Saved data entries

- - - - -

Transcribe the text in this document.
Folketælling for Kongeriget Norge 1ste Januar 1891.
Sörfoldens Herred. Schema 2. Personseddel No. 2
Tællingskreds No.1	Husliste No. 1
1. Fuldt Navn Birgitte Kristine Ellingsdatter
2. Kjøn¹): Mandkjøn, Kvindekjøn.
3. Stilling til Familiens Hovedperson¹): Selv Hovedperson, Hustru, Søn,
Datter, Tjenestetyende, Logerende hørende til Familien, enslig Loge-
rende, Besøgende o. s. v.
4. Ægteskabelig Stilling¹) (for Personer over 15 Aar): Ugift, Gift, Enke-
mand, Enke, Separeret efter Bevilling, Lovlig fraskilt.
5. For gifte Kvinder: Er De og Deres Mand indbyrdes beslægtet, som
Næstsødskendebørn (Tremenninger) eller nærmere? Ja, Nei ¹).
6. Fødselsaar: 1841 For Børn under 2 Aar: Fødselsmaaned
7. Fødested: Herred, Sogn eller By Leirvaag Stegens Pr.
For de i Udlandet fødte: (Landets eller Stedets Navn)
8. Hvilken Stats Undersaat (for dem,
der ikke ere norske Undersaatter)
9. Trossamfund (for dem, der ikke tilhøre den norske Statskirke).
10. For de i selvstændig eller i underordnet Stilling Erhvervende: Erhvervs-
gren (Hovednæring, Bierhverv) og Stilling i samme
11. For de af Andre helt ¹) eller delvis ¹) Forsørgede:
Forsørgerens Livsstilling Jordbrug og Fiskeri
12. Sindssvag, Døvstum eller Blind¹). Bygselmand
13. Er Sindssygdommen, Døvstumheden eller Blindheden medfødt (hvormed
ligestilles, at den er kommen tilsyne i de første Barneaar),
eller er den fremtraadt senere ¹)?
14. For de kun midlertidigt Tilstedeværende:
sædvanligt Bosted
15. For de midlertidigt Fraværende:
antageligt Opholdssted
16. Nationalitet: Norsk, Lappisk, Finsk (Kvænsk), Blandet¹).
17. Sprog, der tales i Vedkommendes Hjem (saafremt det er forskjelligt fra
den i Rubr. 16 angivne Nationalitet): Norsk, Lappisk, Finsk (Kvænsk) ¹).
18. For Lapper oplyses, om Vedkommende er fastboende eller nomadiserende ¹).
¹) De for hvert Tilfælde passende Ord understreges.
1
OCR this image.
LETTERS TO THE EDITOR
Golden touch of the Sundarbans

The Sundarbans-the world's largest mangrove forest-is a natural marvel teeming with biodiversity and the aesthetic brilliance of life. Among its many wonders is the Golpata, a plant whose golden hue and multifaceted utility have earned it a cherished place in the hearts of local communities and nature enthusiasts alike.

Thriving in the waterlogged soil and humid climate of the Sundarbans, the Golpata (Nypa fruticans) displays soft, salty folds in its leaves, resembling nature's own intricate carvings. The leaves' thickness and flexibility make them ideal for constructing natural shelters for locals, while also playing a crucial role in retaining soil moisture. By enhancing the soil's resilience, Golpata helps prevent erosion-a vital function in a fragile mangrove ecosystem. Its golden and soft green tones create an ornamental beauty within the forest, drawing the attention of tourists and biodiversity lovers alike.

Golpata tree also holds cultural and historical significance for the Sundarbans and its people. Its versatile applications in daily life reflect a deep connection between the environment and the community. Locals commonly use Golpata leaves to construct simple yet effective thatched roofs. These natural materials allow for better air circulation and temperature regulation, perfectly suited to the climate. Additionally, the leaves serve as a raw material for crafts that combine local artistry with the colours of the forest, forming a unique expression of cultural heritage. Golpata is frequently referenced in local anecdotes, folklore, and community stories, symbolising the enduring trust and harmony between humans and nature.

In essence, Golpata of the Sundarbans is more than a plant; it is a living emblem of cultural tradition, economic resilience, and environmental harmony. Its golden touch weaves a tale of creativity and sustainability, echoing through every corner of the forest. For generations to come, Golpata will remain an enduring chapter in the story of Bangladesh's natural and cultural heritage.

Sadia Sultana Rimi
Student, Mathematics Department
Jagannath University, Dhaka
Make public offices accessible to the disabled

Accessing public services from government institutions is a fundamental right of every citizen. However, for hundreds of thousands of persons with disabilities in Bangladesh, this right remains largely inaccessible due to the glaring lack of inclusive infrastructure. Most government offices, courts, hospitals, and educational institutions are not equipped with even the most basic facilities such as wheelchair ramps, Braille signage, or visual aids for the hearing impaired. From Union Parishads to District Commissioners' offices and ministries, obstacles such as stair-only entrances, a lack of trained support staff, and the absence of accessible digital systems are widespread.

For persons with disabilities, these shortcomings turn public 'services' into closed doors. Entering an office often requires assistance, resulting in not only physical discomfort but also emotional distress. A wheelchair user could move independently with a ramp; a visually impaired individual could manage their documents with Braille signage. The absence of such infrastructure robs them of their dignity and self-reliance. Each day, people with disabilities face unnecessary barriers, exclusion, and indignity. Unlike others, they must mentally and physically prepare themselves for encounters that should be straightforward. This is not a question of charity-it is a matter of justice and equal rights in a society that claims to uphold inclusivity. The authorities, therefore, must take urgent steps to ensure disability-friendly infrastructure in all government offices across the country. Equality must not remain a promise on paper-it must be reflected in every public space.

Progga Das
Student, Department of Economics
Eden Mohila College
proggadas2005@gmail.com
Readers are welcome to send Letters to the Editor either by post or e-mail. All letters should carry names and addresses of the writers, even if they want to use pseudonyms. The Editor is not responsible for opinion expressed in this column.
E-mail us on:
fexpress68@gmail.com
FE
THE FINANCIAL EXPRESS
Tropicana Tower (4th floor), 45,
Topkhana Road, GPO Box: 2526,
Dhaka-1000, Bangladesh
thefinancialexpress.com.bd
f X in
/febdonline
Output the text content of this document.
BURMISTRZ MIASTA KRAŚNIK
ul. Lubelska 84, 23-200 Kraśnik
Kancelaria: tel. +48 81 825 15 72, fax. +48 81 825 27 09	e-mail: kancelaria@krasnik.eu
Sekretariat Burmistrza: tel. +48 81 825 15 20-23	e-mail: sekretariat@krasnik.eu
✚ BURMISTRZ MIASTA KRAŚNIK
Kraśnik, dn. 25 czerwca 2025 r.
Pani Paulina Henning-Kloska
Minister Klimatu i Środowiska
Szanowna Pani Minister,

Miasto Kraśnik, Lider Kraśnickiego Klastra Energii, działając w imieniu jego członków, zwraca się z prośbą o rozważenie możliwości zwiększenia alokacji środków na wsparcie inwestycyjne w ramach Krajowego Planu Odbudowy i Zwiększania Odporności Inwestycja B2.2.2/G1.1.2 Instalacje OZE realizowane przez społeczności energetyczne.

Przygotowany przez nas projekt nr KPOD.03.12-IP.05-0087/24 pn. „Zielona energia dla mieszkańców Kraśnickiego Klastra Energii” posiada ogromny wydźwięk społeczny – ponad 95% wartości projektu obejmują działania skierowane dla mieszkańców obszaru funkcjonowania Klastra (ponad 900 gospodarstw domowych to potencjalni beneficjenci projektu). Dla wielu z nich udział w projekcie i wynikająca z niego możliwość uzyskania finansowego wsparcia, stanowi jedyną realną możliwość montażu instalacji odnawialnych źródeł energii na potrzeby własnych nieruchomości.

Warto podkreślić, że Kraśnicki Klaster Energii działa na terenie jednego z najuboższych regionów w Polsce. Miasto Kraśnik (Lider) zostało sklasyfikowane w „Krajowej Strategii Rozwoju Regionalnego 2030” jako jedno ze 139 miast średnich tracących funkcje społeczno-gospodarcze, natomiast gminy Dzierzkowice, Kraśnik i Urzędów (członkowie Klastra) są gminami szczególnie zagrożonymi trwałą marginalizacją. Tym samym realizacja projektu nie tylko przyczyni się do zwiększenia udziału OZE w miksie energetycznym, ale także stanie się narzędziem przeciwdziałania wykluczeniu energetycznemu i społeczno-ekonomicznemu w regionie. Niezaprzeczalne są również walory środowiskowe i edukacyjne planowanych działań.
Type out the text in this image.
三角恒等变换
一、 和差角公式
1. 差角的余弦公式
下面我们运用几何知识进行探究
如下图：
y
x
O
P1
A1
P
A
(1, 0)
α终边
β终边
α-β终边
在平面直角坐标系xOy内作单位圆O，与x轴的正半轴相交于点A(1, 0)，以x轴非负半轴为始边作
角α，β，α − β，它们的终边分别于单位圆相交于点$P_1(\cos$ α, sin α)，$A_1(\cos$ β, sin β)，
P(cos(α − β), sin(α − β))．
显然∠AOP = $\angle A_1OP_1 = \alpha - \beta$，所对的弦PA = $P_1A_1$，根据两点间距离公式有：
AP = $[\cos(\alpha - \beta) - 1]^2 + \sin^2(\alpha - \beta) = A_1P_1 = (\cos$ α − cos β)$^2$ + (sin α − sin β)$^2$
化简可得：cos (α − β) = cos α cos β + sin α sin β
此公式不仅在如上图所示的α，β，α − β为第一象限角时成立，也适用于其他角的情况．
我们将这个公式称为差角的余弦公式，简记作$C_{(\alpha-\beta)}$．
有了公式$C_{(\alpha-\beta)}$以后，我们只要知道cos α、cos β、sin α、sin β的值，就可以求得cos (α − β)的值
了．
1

- - - - -

STATED TASK -> Determine the count of lines in the data above with the string "beta" in them, and give that count alone.

EXERCISE OUTPUT -> 4